Task objective
Show only lines that include "JSON".

Supplied entries
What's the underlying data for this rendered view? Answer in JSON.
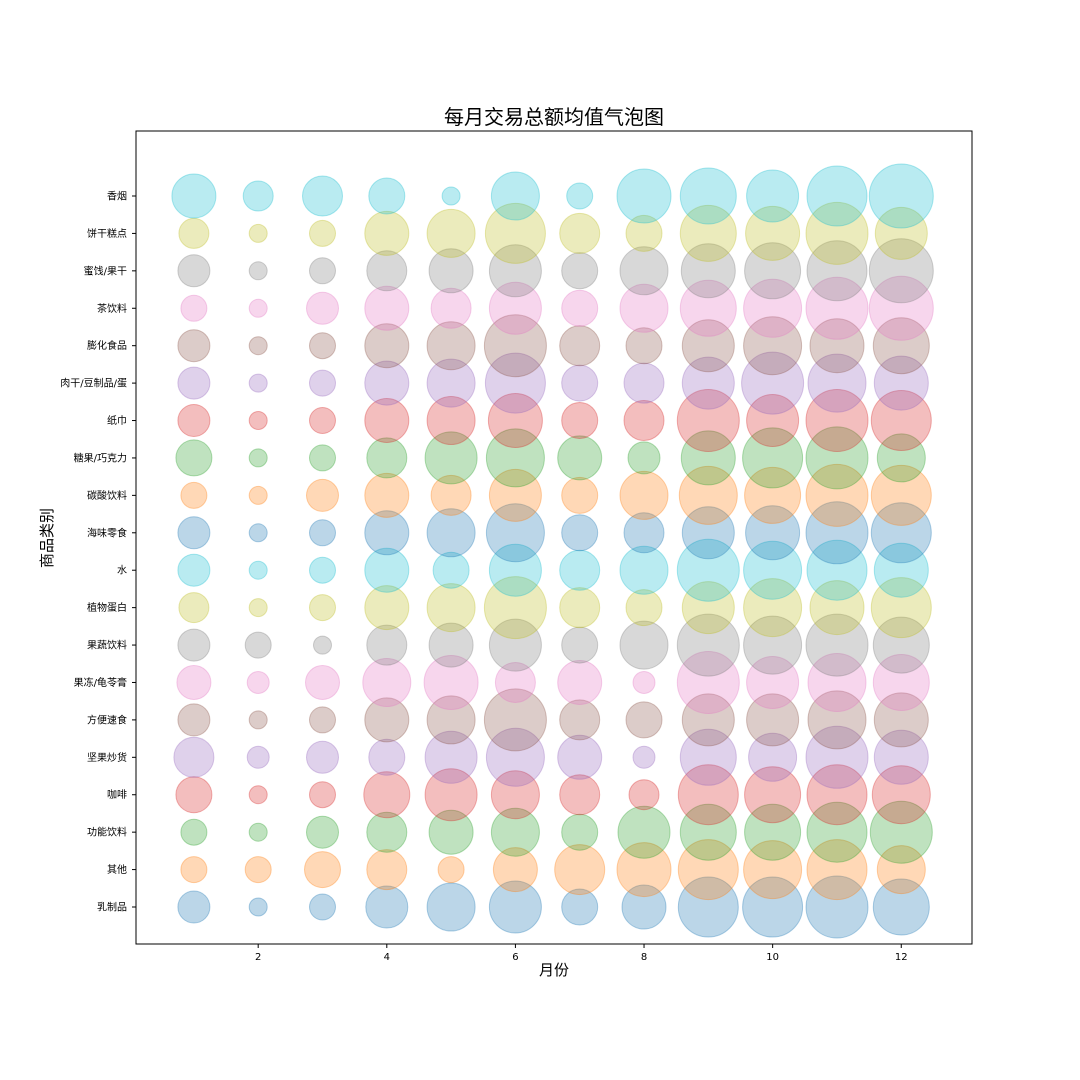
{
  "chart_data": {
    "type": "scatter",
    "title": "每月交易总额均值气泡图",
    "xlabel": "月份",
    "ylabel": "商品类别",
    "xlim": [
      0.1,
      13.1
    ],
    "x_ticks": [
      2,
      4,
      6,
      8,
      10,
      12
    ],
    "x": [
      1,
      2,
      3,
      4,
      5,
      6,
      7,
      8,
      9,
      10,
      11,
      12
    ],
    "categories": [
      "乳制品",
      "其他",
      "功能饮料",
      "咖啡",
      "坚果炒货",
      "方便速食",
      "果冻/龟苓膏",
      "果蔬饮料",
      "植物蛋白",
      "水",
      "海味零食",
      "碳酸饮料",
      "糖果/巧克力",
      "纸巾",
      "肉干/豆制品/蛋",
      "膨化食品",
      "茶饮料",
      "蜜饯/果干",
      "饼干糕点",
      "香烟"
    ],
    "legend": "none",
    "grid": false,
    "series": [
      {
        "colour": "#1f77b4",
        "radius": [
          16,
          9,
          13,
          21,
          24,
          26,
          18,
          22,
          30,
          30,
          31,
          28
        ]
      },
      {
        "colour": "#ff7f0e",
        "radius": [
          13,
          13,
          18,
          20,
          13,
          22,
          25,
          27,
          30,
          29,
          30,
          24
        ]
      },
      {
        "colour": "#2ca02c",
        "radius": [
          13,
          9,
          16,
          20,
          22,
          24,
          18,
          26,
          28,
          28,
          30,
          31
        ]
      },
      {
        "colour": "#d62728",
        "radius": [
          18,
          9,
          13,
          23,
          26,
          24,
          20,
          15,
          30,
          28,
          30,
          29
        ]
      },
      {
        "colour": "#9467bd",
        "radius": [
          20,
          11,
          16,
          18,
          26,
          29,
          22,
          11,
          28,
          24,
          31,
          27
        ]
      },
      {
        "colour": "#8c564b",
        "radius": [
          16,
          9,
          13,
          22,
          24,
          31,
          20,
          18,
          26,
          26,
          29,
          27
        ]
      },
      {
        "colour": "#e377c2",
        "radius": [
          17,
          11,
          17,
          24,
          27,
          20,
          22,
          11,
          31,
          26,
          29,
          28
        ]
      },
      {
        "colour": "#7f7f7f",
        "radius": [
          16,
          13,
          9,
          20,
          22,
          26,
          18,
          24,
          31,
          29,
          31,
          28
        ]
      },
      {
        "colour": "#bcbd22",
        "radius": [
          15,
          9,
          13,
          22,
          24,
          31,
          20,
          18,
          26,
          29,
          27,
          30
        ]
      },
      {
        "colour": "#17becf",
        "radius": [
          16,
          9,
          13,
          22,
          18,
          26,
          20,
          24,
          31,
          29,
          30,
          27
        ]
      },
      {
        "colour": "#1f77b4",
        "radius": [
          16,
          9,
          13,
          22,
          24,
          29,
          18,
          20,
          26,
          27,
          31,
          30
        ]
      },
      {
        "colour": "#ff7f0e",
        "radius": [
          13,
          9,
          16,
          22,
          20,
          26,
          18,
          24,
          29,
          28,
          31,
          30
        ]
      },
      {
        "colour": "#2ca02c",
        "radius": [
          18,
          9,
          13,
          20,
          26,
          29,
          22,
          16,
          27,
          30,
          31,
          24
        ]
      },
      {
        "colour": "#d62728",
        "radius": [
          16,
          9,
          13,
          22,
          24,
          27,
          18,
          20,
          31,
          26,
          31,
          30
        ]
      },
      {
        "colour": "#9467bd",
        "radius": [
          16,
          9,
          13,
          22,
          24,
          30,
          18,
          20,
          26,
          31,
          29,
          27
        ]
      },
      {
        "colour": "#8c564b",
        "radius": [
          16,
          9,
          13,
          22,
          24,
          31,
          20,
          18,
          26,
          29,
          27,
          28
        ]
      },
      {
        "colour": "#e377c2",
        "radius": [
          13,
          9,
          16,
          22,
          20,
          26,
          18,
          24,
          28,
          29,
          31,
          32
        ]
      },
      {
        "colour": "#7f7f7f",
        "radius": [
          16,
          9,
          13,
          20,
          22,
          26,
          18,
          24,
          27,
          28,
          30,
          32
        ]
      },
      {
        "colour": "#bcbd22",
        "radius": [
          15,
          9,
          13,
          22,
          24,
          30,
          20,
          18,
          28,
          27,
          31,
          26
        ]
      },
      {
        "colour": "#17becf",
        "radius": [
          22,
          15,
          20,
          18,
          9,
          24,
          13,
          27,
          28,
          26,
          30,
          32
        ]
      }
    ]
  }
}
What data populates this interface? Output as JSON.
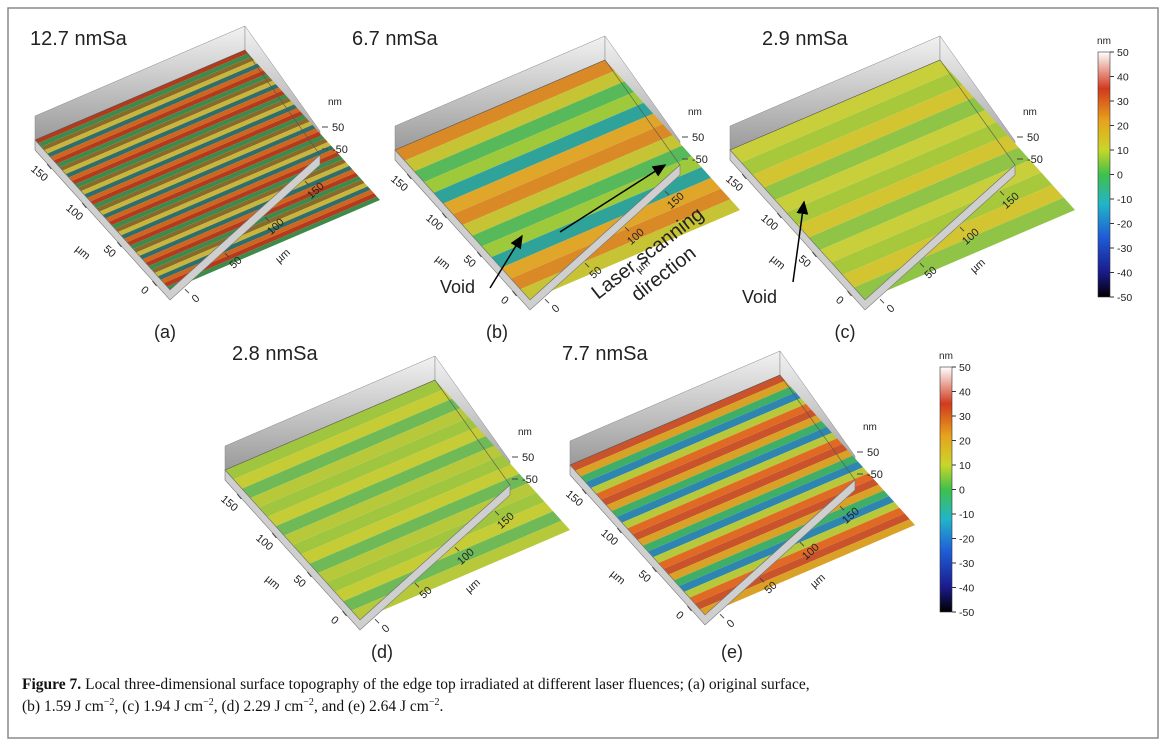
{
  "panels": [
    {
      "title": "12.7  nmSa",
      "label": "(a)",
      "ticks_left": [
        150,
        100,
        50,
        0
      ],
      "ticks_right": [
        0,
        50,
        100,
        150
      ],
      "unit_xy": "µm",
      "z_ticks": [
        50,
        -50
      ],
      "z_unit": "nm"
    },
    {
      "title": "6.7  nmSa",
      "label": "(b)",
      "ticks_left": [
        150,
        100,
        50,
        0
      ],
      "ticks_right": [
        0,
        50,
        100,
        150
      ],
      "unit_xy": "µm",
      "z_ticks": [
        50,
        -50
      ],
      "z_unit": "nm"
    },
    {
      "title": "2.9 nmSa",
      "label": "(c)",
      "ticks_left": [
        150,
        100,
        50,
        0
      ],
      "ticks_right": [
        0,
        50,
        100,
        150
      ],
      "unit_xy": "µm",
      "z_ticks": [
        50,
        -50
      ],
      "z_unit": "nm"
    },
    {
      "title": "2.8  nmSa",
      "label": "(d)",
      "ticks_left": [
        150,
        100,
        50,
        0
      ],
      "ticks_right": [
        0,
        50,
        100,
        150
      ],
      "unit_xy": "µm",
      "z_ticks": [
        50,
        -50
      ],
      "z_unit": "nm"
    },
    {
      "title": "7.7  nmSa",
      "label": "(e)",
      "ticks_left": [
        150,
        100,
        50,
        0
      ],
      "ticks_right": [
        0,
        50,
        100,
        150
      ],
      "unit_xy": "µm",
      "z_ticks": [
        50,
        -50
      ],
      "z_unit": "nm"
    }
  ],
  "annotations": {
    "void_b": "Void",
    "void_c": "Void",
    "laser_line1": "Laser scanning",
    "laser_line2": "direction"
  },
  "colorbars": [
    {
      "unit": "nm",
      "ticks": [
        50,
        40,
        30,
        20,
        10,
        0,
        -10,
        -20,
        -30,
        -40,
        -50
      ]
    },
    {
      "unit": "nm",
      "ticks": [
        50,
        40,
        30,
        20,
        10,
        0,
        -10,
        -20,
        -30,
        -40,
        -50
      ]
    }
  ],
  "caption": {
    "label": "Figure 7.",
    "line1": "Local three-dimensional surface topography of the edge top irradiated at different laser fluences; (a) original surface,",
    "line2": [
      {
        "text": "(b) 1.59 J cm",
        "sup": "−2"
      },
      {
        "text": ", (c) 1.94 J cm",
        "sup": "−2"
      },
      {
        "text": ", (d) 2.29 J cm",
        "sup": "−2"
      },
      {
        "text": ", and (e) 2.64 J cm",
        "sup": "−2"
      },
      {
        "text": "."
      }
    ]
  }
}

Full response
What's the underlying data for this rendered view? Answer in JSON.
What data populates this interface? Output as JSON.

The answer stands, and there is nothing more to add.